Task goal: Can you pull out each line of the data below that includes the word "ιδέες"?

Extracted records:
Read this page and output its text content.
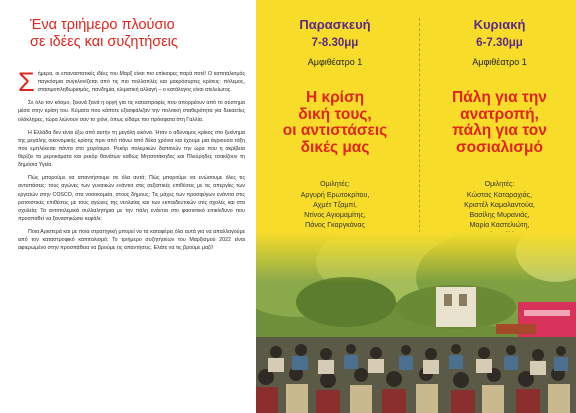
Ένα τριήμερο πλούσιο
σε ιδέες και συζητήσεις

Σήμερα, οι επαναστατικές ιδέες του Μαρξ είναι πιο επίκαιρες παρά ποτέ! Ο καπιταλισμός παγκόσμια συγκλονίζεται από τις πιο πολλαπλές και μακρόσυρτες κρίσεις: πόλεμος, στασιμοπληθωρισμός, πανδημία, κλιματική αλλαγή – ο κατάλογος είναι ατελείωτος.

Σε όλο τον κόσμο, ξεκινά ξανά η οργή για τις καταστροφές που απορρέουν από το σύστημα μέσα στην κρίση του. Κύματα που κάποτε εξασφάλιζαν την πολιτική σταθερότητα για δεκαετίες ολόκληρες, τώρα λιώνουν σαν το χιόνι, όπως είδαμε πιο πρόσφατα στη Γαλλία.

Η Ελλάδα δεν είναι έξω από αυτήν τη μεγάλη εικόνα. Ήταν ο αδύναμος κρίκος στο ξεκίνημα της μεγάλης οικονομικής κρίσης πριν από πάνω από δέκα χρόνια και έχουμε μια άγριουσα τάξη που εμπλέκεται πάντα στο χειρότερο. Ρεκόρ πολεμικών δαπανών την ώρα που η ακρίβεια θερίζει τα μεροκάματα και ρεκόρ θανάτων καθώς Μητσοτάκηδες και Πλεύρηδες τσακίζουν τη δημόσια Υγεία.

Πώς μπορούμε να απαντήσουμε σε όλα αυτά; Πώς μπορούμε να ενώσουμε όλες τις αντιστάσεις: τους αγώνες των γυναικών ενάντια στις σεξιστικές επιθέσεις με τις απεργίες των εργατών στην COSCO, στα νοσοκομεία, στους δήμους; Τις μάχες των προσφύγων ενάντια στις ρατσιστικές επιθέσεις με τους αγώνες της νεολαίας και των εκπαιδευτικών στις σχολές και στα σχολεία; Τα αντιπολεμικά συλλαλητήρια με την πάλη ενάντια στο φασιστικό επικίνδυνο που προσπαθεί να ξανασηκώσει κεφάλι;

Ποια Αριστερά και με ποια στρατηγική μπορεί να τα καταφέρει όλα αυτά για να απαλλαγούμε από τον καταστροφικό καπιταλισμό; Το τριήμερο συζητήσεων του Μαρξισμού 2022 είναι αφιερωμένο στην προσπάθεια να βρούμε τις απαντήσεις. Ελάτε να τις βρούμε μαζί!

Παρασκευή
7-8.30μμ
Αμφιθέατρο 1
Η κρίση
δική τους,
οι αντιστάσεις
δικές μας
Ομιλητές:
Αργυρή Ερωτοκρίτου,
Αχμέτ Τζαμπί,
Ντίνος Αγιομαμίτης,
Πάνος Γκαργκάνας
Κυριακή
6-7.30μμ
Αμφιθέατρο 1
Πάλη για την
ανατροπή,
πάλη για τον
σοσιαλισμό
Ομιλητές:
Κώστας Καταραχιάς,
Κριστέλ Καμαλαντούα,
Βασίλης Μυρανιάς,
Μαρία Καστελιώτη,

Answer for this exercise:
σε ιδέες και συζητήσεις
Σήμερα, οι επαναστατικές ιδέες του Μαρξ είναι πιο επίκαιρες παρά ποτέ! Ο καπιταλισμός παγκόσμια συγκλονίζεται από τις πιο πολλαπλές και μακρόσυρτες κρίσεις: πόλεμος, στασιμοπληθωρισμός, πανδημία, κλιματική αλλαγή – ο κατάλογος είναι ατελείωτος.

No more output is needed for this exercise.